=== Written task A ===
Duplicate the box coordinate listing verbatim, beginning at its first line and stopping after the line that contains "visits-bar-lokalizacje-5 — [123, 223, 137, 277]".

--- START Given passage ---

Relevant law and guidance

Children’s statutory complaints procedure

  1. Section 26(3) of the Children Act (1989) says all functions of the Council under Part 3 of the Act may form the subject of a complaint under the statutory complaints procedure.
  2. Complaint investigations under the statutory procedure consist of three stages:
    • Stage 1: Staff within the service area complained about try to resolve the complaint. Councils have up to 20 working days to respond.
    • Stage 2: An Investigating Officer (IO) and an Independent Person (IP) investigate the complaint. The IO writes a report which includes details of findings, conclusions and outcomes against each point of complaint (i.e. “upheld” or “not upheld”) and any recommendations to remedy injustice to the complainant. The IP monitors the investigation to ensure its impartiality and thoroughness.

Once the IO has finished the report, a senior manager should act as adjudicating officer. They will consider the complaints, the IO’s findings, conclusions, and recommendations, as well as any report from the IP, and the complainant’s desired outcomes. The adjudicating officer should write to the complainant with their decision on each complaint. Councils have up to 13 weeks to complete stage two of the process from the date of request.

--- END Given passage ---

=== Written task B ===
In the passage on the children's statutory complaints procedure, how long do councils have to respond at Stage 1?

--- START Dataset records ---

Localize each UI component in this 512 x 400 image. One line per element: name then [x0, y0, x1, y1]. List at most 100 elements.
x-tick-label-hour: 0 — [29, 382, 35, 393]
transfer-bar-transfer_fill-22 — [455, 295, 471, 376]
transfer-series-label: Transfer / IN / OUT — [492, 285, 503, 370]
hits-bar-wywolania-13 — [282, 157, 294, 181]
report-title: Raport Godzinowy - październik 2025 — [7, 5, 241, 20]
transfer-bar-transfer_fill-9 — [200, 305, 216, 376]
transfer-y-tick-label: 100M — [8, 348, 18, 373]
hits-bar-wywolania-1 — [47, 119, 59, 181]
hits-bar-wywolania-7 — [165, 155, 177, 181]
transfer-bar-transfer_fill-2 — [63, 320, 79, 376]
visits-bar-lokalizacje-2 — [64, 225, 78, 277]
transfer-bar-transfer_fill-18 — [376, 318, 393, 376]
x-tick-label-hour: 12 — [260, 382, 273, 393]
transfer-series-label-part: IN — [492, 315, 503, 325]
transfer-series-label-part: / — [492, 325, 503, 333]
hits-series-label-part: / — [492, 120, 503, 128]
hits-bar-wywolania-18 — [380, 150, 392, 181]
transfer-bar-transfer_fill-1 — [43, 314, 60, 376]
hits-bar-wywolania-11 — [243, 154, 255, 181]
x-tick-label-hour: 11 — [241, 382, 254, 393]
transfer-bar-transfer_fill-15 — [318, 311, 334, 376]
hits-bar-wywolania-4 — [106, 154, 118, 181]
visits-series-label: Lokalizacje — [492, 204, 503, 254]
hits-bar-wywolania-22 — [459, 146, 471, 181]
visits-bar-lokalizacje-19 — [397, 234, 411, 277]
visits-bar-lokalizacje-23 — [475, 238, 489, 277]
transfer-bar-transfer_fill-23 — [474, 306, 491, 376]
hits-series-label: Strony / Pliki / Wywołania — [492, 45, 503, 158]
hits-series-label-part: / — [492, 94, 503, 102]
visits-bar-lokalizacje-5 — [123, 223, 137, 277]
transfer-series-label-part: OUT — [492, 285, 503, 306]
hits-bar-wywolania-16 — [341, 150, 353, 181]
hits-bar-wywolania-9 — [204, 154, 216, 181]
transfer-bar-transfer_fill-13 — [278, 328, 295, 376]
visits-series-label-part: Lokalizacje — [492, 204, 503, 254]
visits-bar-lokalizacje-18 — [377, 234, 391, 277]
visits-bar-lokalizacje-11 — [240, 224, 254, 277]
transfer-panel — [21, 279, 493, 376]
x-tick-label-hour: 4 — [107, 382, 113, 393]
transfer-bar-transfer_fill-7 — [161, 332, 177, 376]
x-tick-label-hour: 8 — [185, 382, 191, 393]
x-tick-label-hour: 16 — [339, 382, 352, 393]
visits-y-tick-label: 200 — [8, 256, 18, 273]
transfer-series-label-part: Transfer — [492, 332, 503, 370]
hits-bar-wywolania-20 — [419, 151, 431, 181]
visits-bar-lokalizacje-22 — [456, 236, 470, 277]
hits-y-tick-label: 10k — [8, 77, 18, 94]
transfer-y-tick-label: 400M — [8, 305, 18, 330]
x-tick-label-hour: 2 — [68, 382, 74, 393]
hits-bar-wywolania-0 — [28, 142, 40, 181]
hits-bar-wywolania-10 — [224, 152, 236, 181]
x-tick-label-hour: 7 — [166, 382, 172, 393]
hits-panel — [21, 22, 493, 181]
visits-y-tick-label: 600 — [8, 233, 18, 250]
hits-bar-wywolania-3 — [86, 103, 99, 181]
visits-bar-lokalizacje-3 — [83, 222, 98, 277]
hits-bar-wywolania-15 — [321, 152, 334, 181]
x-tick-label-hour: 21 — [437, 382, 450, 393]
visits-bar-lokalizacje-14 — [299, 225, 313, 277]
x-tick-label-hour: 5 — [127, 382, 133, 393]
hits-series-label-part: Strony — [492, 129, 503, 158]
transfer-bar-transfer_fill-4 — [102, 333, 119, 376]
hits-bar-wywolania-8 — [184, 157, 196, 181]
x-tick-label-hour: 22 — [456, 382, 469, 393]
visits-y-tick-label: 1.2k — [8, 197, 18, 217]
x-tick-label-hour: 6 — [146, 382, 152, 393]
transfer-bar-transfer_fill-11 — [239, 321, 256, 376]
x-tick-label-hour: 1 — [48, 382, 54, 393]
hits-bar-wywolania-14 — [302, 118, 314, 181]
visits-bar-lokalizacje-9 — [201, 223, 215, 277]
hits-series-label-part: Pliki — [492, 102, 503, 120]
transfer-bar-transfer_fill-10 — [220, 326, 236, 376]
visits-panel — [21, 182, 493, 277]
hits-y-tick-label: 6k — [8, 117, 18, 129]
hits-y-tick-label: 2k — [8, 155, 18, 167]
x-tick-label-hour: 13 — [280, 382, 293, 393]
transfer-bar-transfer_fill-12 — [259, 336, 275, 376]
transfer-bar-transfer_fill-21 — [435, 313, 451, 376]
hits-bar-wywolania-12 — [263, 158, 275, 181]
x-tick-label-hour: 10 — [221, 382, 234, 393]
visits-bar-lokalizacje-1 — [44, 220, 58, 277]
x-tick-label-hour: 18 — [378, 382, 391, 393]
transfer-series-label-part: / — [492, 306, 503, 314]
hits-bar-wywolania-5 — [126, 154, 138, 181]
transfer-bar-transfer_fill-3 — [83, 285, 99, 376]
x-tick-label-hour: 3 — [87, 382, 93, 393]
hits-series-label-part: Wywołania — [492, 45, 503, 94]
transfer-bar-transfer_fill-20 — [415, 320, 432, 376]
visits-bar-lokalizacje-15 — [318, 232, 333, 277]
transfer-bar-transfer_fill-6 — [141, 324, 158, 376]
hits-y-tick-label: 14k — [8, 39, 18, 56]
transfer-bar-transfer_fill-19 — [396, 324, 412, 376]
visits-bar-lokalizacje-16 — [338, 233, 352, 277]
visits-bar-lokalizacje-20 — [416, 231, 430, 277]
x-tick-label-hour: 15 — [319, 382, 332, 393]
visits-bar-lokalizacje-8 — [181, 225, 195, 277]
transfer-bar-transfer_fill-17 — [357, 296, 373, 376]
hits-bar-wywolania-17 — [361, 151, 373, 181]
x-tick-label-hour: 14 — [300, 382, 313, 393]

--- END Dataset records ---

=== Exercise response A ===
Localize each UI component in this 512 x 400 image. One line per element: name then [x0, y0, x1, y1]. List at most 100 elements.
x-tick-label-hour: 0 — [29, 382, 35, 393]
transfer-bar-transfer_fill-22 — [455, 295, 471, 376]
transfer-series-label: Transfer / IN / OUT — [492, 285, 503, 370]
hits-bar-wywolania-13 — [282, 157, 294, 181]
report-title: Raport Godzinowy - październik 2025 — [7, 5, 241, 20]
transfer-bar-transfer_fill-9 — [200, 305, 216, 376]
transfer-y-tick-label: 100M — [8, 348, 18, 373]
hits-bar-wywolania-1 — [47, 119, 59, 181]
hits-bar-wywolania-7 — [165, 155, 177, 181]
transfer-bar-transfer_fill-2 — [63, 320, 79, 376]
visits-bar-lokalizacje-2 — [64, 225, 78, 277]
transfer-bar-transfer_fill-18 — [376, 318, 393, 376]
x-tick-label-hour: 12 — [260, 382, 273, 393]
transfer-series-label-part: IN — [492, 315, 503, 325]
transfer-series-label-part: / — [492, 325, 503, 333]
hits-series-label-part: / — [492, 120, 503, 128]
hits-bar-wywolania-18 — [380, 150, 392, 181]
transfer-bar-transfer_fill-1 — [43, 314, 60, 376]
hits-bar-wywolania-11 — [243, 154, 255, 181]
x-tick-label-hour: 11 — [241, 382, 254, 393]
transfer-bar-transfer_fill-15 — [318, 311, 334, 376]
hits-bar-wywolania-4 — [106, 154, 118, 181]
visits-series-label: Lokalizacje — [492, 204, 503, 254]
hits-bar-wywolania-22 — [459, 146, 471, 181]
visits-bar-lokalizacje-19 — [397, 234, 411, 277]
visits-bar-lokalizacje-23 — [475, 238, 489, 277]
transfer-bar-transfer_fill-23 — [474, 306, 491, 376]
hits-series-label: Strony / Pliki / Wywołania — [492, 45, 503, 158]
hits-series-label-part: / — [492, 94, 503, 102]
visits-bar-lokalizacje-5 — [123, 223, 137, 277]

=== Exercise response B ===
Up to 20 working days.